** start MATERIAL **

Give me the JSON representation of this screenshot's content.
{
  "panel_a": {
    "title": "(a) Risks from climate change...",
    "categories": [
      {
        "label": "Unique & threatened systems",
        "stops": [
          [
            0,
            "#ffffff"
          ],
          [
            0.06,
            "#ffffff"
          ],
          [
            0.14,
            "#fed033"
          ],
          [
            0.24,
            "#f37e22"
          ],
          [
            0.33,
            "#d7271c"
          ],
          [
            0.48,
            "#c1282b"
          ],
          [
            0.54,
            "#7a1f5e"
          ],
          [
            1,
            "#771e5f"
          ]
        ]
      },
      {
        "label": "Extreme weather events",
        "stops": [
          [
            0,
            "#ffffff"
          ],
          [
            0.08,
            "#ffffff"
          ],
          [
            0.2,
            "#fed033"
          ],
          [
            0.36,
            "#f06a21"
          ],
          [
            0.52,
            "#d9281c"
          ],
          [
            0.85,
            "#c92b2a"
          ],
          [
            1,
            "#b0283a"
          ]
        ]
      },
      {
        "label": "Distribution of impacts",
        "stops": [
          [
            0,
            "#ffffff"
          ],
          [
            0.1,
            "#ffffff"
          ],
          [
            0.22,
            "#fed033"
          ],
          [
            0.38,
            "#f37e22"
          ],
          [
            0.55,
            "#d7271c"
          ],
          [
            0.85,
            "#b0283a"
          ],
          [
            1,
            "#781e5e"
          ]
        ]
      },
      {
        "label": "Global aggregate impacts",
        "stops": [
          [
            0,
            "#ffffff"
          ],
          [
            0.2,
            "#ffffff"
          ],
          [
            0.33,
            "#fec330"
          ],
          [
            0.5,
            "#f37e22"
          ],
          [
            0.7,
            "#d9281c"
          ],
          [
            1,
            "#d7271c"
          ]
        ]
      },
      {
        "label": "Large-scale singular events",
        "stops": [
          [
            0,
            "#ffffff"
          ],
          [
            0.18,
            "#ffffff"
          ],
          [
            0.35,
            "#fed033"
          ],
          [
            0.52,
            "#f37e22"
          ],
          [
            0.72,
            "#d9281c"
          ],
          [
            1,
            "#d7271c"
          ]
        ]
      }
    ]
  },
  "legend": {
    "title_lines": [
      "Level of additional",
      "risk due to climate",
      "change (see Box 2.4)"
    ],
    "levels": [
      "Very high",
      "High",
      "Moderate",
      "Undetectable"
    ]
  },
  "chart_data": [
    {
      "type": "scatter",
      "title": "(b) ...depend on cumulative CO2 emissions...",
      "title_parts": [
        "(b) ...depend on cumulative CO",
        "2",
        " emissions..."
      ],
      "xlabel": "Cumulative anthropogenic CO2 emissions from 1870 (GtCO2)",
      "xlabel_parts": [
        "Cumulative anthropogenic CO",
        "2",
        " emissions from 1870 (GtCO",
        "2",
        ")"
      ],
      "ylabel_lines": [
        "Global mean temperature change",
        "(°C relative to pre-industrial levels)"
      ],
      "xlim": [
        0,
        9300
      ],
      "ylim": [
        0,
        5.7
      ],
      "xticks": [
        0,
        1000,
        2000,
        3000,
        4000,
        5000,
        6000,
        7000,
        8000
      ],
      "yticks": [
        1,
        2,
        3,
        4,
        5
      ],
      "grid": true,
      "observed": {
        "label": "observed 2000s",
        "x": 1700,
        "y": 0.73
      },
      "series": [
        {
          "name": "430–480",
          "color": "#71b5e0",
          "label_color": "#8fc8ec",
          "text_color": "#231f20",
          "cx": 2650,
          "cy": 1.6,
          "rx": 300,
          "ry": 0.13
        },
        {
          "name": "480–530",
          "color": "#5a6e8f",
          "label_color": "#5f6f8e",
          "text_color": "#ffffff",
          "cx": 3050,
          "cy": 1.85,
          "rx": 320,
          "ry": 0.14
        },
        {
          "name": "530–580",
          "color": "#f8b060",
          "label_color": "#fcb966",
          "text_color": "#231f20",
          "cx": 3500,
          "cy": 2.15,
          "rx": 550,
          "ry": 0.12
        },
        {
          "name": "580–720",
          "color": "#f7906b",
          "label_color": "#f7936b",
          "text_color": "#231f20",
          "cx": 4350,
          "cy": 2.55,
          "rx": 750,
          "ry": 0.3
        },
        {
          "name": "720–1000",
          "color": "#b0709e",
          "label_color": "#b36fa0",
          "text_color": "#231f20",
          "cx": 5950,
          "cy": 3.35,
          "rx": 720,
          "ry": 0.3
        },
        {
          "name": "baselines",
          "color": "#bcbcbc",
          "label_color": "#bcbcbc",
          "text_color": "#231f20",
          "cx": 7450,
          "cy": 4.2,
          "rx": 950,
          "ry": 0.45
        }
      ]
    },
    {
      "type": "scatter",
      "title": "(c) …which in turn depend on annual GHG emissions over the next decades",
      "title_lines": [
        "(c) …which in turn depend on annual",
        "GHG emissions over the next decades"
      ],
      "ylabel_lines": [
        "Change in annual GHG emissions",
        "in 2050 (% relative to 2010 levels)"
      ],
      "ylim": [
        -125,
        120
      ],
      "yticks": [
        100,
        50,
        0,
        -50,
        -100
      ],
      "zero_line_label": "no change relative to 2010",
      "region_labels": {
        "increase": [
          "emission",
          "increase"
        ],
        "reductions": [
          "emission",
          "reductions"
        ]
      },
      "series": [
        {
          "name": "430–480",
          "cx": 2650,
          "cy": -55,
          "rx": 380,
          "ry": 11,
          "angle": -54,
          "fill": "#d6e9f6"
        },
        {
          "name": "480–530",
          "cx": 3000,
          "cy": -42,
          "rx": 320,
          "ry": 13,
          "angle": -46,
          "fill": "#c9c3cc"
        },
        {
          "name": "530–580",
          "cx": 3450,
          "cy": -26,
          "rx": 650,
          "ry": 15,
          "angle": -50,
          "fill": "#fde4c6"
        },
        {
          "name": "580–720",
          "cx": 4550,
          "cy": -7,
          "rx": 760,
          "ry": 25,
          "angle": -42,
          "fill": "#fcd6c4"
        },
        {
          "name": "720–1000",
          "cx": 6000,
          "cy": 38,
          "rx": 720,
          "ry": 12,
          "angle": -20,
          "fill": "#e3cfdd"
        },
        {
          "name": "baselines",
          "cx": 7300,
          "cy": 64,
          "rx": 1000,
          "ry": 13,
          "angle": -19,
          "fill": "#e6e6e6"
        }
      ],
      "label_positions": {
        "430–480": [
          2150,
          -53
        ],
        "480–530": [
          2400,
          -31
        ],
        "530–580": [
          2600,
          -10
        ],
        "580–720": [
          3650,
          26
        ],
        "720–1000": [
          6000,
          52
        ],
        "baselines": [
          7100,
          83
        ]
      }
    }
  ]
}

** end MATERIAL **

Quote every entry exactly.

Give me the JSON representation of this screenshot's content.
{
  "panel_a": {
    "title": "(a) Risks from climate change...",
    "categories": [
      {
        "label": "Unique & threatened systems",
        "stops": [
          [
            0,
            "#ffffff"
          ],
          [
            0.06,
            "#ffffff"
          ],
          [
            0.14,
            "#fed033"
          ],
          [
            0.24,
            "#f37e22"
          ],
          [
            0.33,
            "#d7271c"
          ],
          [
            0.48,
            "#c1282b"
          ],
          [
            0.54,
            "#7a1f5e"
          ],
          [
            1,
            "#771e5f"
          ]
        ]
      },
      {
        "label": "Extreme weather events",
        "stops": [
          [
            0,
            "#ffffff"
          ],
          [
            0.08,
            "#ffffff"
          ],
          [
            0.2,
            "#fed033"
          ],
          [
            0.36,
            "#f06a21"
          ],
          [
            0.52,
            "#d9281c"
          ],
          [
            0.85,
            "#c92b2a"
          ],
          [
            1,
            "#b0283a"
          ]
        ]
      },
      {
        "label": "Distribution of impacts",
        "stops": [
          [
            0,
            "#ffffff"
          ],
          [
            0.1,
            "#ffffff"
          ],
          [
            0.22,
            "#fed033"
          ],
          [
            0.38,
            "#f37e22"
          ],
          [
            0.55,
            "#d7271c"
          ],
          [
            0.85,
            "#b0283a"
          ],
          [
            1,
            "#781e5e"
          ]
        ]
      },
      {
        "label": "Global aggregate impacts",
        "stops": [
          [
            0,
            "#ffffff"
          ],
          [
            0.2,
            "#ffffff"
          ],
          [
            0.33,
            "#fec330"
          ],
          [
            0.5,
            "#f37e22"
          ],
          [
            0.7,
            "#d9281c"
          ],
          [
            1,
            "#d7271c"
          ]
        ]
      },
      {
        "label": "Large-scale singular events",
        "stops": [
          [
            0,
            "#ffffff"
          ],
          [
            0.18,
            "#ffffff"
          ],
          [
            0.35,
            "#fed033"
          ],
          [
            0.52,
            "#f37e22"
          ],
          [
            0.72,
            "#d9281c"
          ],
          [
            1,
            "#d7271c"
          ]
        ]
      }
    ]
  },
  "legend": {
    "title_lines": [
      "Level of additional",
      "risk due to climate",
      "change (see Box 2.4)"
    ],
    "levels": [
      "Very high",
      "High",
      "Moderate",
      "Undetectable"
    ]
  },
  "chart_data": [
    {
      "type": "scatter",
      "title": "(b) ...depend on cumulative CO2 emissions...",
      "title_parts": [
        "(b) ...depend on cumulative CO",
        "2",
        " emissions..."
      ],
      "xlabel": "Cumulative anthropogenic CO2 emissions from 1870 (GtCO2)",
      "xlabel_parts": [
        "Cumulative anthropogenic CO",
        "2",
        " emissions from 1870 (GtCO",
        "2",
        ")"
      ],
      "ylabel_lines": [
        "Global mean temperature change",
        "(°C relative to pre-industrial levels)"
      ],
      "xlim": [
        0,
        9300
      ],
      "ylim": [
        0,
        5.7
      ],
      "xticks": [
        0,
        1000,
        2000,
        3000,
        4000,
        5000,
        6000,
        7000,
        8000
      ],
      "yticks": [
        1,
        2,
        3,
        4,
        5
      ],
      "grid": true,
      "observed": {
        "label": "observed 2000s",
        "x": 1700,
        "y": 0.73
      },
      "series": [
        {
          "name": "430–480",
          "color": "#71b5e0",
          "label_color": "#8fc8ec",
          "text_color": "#231f20",
          "cx": 2650,
          "cy": 1.6,
          "rx": 300,
          "ry": 0.13
        },
        {
          "name": "480–530",
          "color": "#5a6e8f",
          "label_color": "#5f6f8e",
          "text_color": "#ffffff",
          "cx": 3050,
          "cy": 1.85,
          "rx": 320,
          "ry": 0.14
        },
        {
          "name": "530–580",
          "color": "#f8b060",
          "label_color": "#fcb966",
          "text_color": "#231f20",
          "cx": 3500,
          "cy": 2.15,
          "rx": 550,
          "ry": 0.12
        },
        {
          "name": "580–720",
          "color": "#f7906b",
          "label_color": "#f7936b",
          "text_color": "#231f20",
          "cx": 4350,
          "cy": 2.55,
          "rx": 750,
          "ry": 0.3
        },
        {
          "name": "720–1000",
          "color": "#b0709e",
          "label_color": "#b36fa0",
          "text_color": "#231f20",
          "cx": 5950,
          "cy": 3.35,
          "rx": 720,
          "ry": 0.3
        },
        {
          "name": "baselines",
          "color": "#bcbcbc",
          "label_color": "#bcbcbc",
          "text_color": "#231f20",
          "cx": 7450,
          "cy": 4.2,
          "rx": 950,
          "ry": 0.45
        }
      ]
    },
    {
      "type": "scatter",
      "title": "(c) …which in turn depend on annual GHG emissions over the next decades",
      "title_lines": [
        "(c) …which in turn depend on annual",
        "GHG emissions over the next decades"
      ],
      "ylabel_lines": [
        "Change in annual GHG emissions",
        "in 2050 (% relative to 2010 levels)"
      ],
      "ylim": [
        -125,
        120
      ],
      "yticks": [
        100,
        50,
        0,
        -50,
        -100
      ],
      "zero_line_label": "no change relative to 2010",
      "region_labels": {
        "increase": [
          "emission",
          "increase"
        ],
        "reductions": [
          "emission",
          "reductions"
        ]
      },
      "series": [
        {
          "name": "430–480",
          "cx": 2650,
          "cy": -55,
          "rx": 380,
          "ry": 11,
          "angle": -54,
          "fill": "#d6e9f6"
        },
        {
          "name": "480–530",
          "cx": 3000,
          "cy": -42,
          "rx": 320,
          "ry": 13,
          "angle": -46,
          "fill": "#c9c3cc"
        },
        {
          "name": "530–580",
          "cx": 3450,
          "cy": -26,
          "rx": 650,
          "ry": 15,
          "angle": -50,
          "fill": "#fde4c6"
        },
        {
          "name": "580–720",
          "cx": 4550,
          "cy": -7,
          "rx": 760,
          "ry": 25,
          "angle": -42,
          "fill": "#fcd6c4"
        },
        {
          "name": "720–1000",
          "cx": 6000,
          "cy": 38,
          "rx": 720,
          "ry": 12,
          "angle": -20,
          "fill": "#e3cfdd"
        },
        {
          "name": "baselines",
          "cx": 7300,
          "cy": 64,
          "rx": 1000,
          "ry": 13,
          "angle": -19,
          "fill": "#e6e6e6"
        }
      ],
      "label_positions": {
        "430–480": [
          2150,
          -53
        ],
        "480–530": [
          2400,
          -31
        ],
        "530–580": [
          2600,
          -10
        ],
        "580–720": [
          3650,
          26
        ],
        "720–1000": [
          6000,
          52
        ],
        "baselines": [
          7100,
          83
        ]
      }
    }
  ]
}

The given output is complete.